§ Extract to read
During the course of this study I conducted in-depth interviews with directors, producers and actors. In addition, audience perceptions and reactions were also documented. These will be used to substantiate the issues discussed in this paper. The viewers’ reception of the teledramas has a twofold purpose. First, it enables us to make assessments of the impact of this kind of mass media on the process of construction and dissemination of popular ideology and local political, cultural and social dynamics. Secondly, the impacts of sociopolitical, economic processes and cultural movements on the content and intent of nationally produced teledramas are reflected in the audience reception.

In the narrative frameworks of the teledramas, while the ethnic minorities are situated in a visible and consequential space, a close analysis of the positioning of these figures suggests that they fall within the parameters of the dominant discourse. Ultimately, these representations are transformed to propagate and preserve the ethnic superiority of the majority, since within the pervasive arena of ethnic conflict, identity politics hinges on questions of ethnicity, wherein social groups are defined by, and contingent upon, notions of racial purity. Whether it is ‘pure’

Sinhalese, Tamil, Burgher or Muslim, these categories are ‘unequivocally held to be real, abiding and permanent’ (Ismail 1995: 59).
The unfolding logic of these plots reveal how, on the one hand, a certain ‘othering’ (with reference to ethnic identities) takes place in these teledramas, and the ‘other’ is, of course, always constructed. The most blatant negative ethnic stereotyping is manifest in terms of dress and behavior. On the other hand, when positive representations of ethnic minorities are offered, in most cases, at the culmination of the narrative, they are seen to be completely assimilated into the main community, thereby effacing their ethnic identity.

§ Things to do
1 – Rewrite the passage on teledramas from "The unfolding logic" up to and including "their ethnic identity.", putting "typecasting" in place of "stereotyping".
2 – For each statement below, answer yes or no according to the passage on teledramas, and quote the words that decide it.
(a) The study included in-depth interviews with directors, producers and actors.
(b) When ethnic minorities are shown positively, they keep their ethnic identity at the end of the narrative.
(c) The most blatant negative ethnic stereotyping appears in dress and behavior.
3 – List every ethnic category that the passage on teledramas names.

§ Given information
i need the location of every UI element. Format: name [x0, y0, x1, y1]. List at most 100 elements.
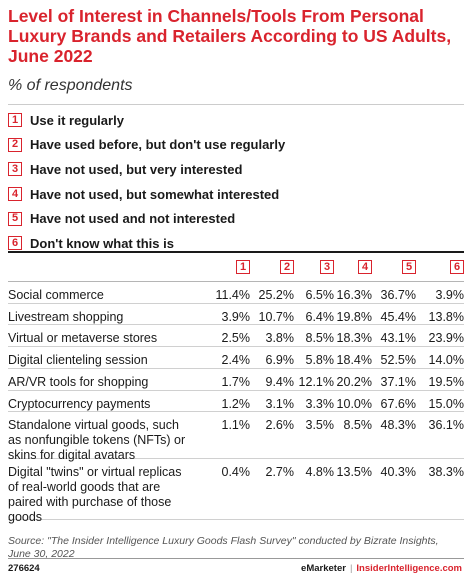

§ Answers to each task
1 –
The unfolding logic of these plots reveal how, on the one hand, a certain ‘othering’ (with reference to ethnic identities) takes place in these teledramas, and the ‘other’ is, of course, always constructed. The most blatant negative ethnic typecasting is manifest in terms of dress and behavior. On the other hand, when positive representations of ethnic minorities are offered, in most cases, at the culmination of the narrative, they are seen to be completely assimilated into the main community, thereby effacing their ethnic identity.

2 –
(a) Yes: "I conducted in-depth interviews with directors, producers and actors"
(b) No: "they are seen to be completely assimilated into the main community, thereby effacing their ethnic identity"
(c) Yes: "The most blatant negative ethnic stereotyping is manifest in terms of dress and behavior"

3 – Sinhalese, Tamil, Burgher, Muslim